## Set task
Gather the lines from the material that contain "question".

## Data supplied
----

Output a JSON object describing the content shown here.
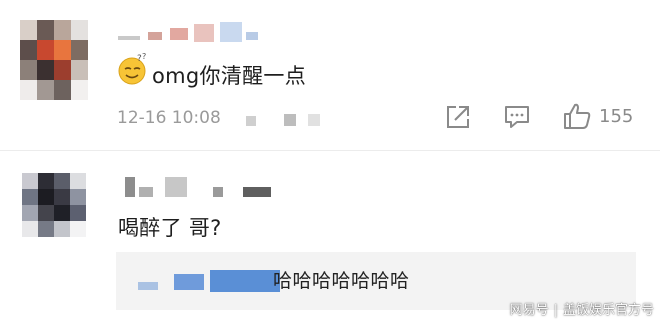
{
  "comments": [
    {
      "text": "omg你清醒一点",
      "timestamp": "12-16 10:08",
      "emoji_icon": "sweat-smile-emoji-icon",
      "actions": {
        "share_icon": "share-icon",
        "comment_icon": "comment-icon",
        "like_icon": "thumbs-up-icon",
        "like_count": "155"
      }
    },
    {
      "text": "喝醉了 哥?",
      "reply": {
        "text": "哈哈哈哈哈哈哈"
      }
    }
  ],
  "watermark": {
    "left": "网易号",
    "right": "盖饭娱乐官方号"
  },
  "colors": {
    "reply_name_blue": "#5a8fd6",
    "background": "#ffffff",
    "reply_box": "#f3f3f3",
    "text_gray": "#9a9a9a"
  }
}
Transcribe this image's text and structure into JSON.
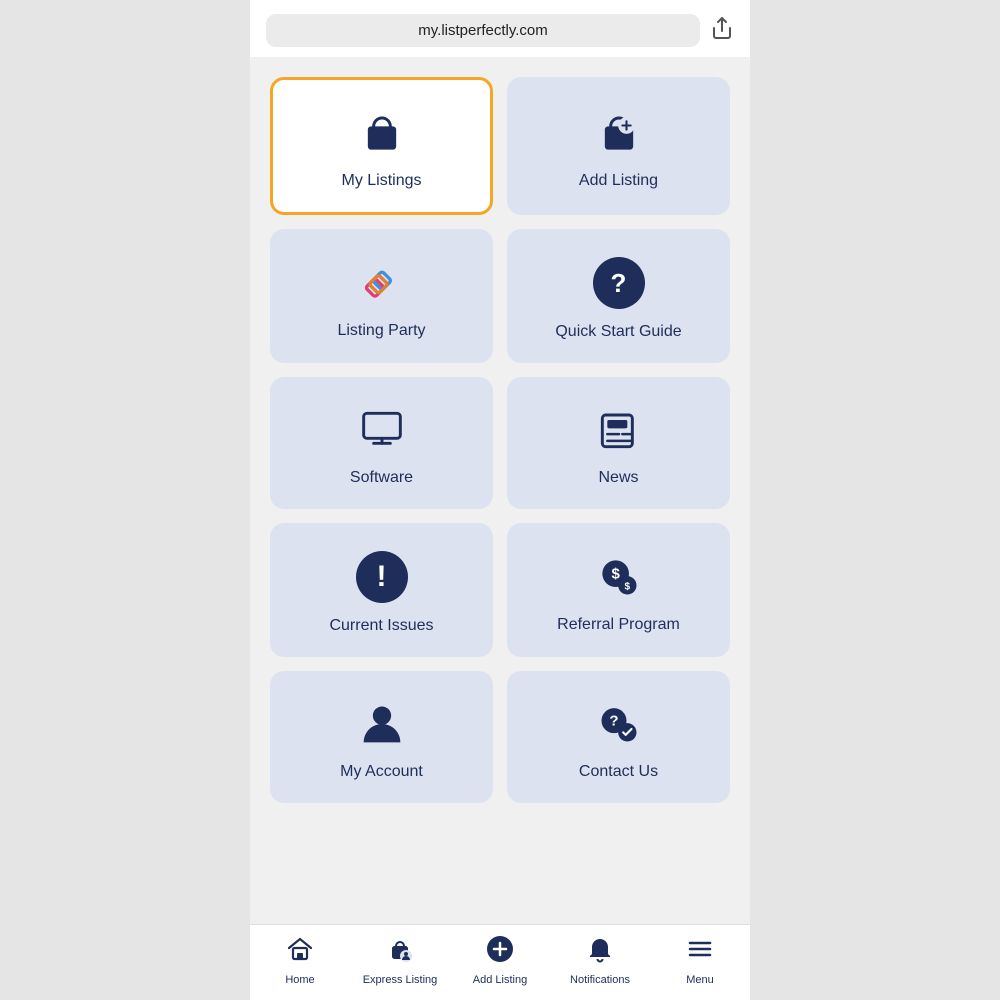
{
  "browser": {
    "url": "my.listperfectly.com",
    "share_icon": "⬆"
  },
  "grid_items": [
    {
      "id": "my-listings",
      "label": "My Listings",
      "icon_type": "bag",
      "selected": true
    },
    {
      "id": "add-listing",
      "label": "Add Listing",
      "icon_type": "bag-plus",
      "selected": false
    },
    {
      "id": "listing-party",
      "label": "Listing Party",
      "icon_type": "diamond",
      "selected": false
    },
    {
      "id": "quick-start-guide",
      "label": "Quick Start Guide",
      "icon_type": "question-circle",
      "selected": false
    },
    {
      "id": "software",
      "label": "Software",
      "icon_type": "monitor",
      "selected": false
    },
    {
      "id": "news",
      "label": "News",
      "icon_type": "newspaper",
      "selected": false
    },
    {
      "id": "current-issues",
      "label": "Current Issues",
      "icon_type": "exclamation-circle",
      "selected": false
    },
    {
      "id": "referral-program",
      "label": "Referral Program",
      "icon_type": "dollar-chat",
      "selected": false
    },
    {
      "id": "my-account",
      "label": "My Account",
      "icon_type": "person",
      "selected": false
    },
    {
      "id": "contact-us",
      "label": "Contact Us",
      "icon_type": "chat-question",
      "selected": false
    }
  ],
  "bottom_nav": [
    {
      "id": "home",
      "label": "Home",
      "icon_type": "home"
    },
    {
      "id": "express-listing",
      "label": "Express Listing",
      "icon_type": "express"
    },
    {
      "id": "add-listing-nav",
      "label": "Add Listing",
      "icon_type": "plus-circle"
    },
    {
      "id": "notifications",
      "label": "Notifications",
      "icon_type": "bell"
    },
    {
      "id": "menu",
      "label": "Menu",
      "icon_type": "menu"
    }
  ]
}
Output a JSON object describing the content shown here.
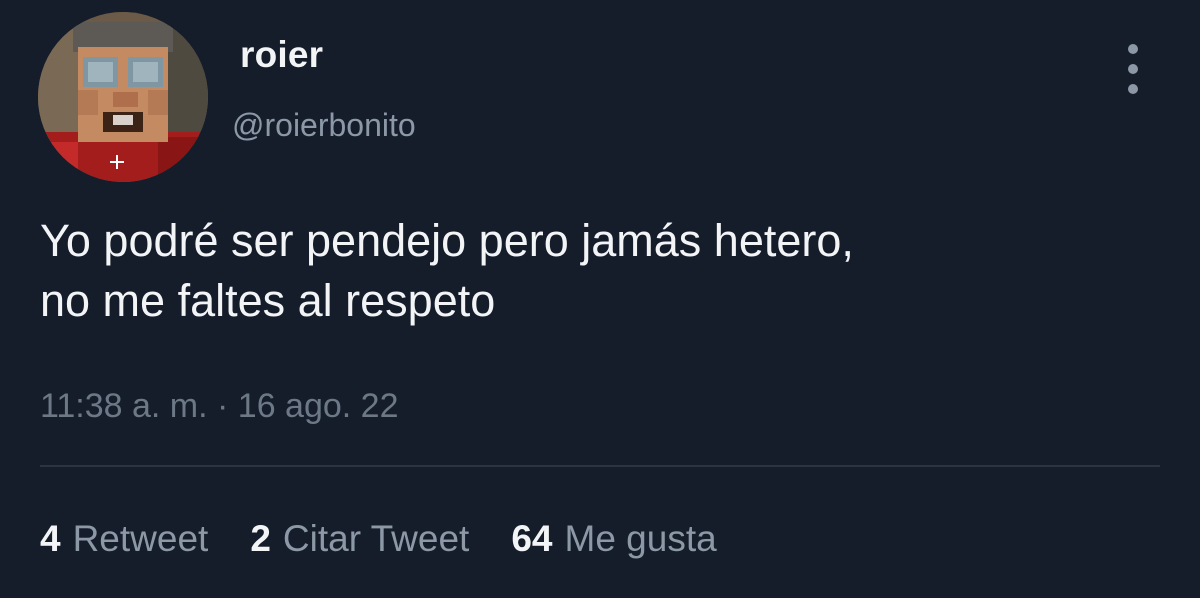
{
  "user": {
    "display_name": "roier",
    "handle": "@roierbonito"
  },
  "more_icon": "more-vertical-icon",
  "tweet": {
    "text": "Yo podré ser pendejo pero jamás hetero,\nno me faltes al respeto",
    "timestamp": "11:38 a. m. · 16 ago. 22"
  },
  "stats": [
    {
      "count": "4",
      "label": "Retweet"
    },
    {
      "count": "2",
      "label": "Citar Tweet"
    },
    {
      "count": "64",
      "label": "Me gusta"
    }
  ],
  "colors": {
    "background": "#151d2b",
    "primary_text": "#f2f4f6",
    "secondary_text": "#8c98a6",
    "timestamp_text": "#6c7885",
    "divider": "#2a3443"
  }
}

----

## Completed exercise
      "icon_type": "question-circle",
      "icon_type": "chat-question",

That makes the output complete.